Problem statement: Write the data out again exactly, dropping any images it holds.
** BEGIN Material supplied **
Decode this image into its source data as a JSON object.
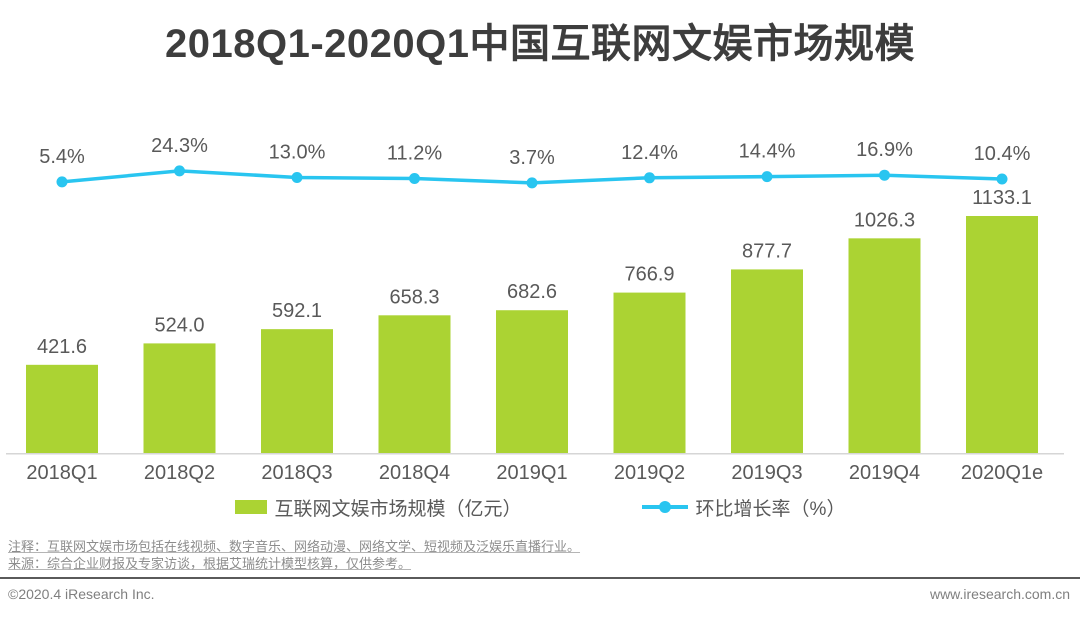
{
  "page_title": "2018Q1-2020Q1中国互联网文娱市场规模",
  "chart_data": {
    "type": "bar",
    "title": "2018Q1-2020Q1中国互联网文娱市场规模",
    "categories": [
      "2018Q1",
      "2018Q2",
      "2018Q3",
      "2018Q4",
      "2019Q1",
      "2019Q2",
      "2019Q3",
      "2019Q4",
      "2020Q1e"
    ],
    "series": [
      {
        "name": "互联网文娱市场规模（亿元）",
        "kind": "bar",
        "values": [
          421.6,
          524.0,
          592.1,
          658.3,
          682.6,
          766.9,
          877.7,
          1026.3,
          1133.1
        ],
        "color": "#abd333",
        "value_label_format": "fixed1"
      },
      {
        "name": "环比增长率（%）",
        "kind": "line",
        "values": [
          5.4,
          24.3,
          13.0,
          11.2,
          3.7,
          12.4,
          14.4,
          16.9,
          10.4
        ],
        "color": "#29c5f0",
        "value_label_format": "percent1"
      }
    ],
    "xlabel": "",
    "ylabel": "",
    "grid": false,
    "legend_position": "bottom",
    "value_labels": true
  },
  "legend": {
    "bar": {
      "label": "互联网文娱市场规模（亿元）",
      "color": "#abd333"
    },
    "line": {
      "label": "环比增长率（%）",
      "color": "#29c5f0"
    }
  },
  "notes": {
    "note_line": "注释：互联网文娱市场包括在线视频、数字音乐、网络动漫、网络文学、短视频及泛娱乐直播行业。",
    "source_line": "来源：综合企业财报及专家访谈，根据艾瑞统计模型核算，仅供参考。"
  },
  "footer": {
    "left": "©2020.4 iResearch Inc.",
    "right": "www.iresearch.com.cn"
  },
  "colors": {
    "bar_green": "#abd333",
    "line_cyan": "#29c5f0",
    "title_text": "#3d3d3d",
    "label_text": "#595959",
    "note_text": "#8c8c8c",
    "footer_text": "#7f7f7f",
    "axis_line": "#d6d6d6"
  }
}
** END Material supplied **
Solution for this task:
Decode this image into its source data as a JSON object.
{
  "page_title": "2018Q1-2020Q1中国互联网文娱市场规模",
  "chart_data": {
    "type": "bar",
    "title": "2018Q1-2020Q1中国互联网文娱市场规模",
    "categories": [
      "2018Q1",
      "2018Q2",
      "2018Q3",
      "2018Q4",
      "2019Q1",
      "2019Q2",
      "2019Q3",
      "2019Q4",
      "2020Q1e"
    ],
    "series": [
      {
        "name": "互联网文娱市场规模（亿元）",
        "kind": "bar",
        "values": [
          421.6,
          524.0,
          592.1,
          658.3,
          682.6,
          766.9,
          877.7,
          1026.3,
          1133.1
        ],
        "color": "#abd333",
        "value_label_format": "fixed1"
      },
      {
        "name": "环比增长率（%）",
        "kind": "line",
        "values": [
          5.4,
          24.3,
          13.0,
          11.2,
          3.7,
          12.4,
          14.4,
          16.9,
          10.4
        ],
        "color": "#29c5f0",
        "value_label_format": "percent1"
      }
    ],
    "xlabel": "",
    "ylabel": "",
    "grid": false,
    "legend_position": "bottom",
    "value_labels": true
  },
  "legend": {
    "bar": {
      "label": "互联网文娱市场规模（亿元）",
      "color": "#abd333"
    },
    "line": {
      "label": "环比增长率（%）",
      "color": "#29c5f0"
    }
  },
  "notes": {
    "note_line": "注释：互联网文娱市场包括在线视频、数字音乐、网络动漫、网络文学、短视频及泛娱乐直播行业。",
    "source_line": "来源：综合企业财报及专家访谈，根据艾瑞统计模型核算，仅供参考。"
  },
  "footer": {
    "left": "©2020.4 iResearch Inc.",
    "right": "www.iresearch.com.cn"
  },
  "colors": {
    "bar_green": "#abd333",
    "line_cyan": "#29c5f0",
    "title_text": "#3d3d3d",
    "label_text": "#595959",
    "note_text": "#8c8c8c",
    "footer_text": "#7f7f7f",
    "axis_line": "#d6d6d6"
  }
}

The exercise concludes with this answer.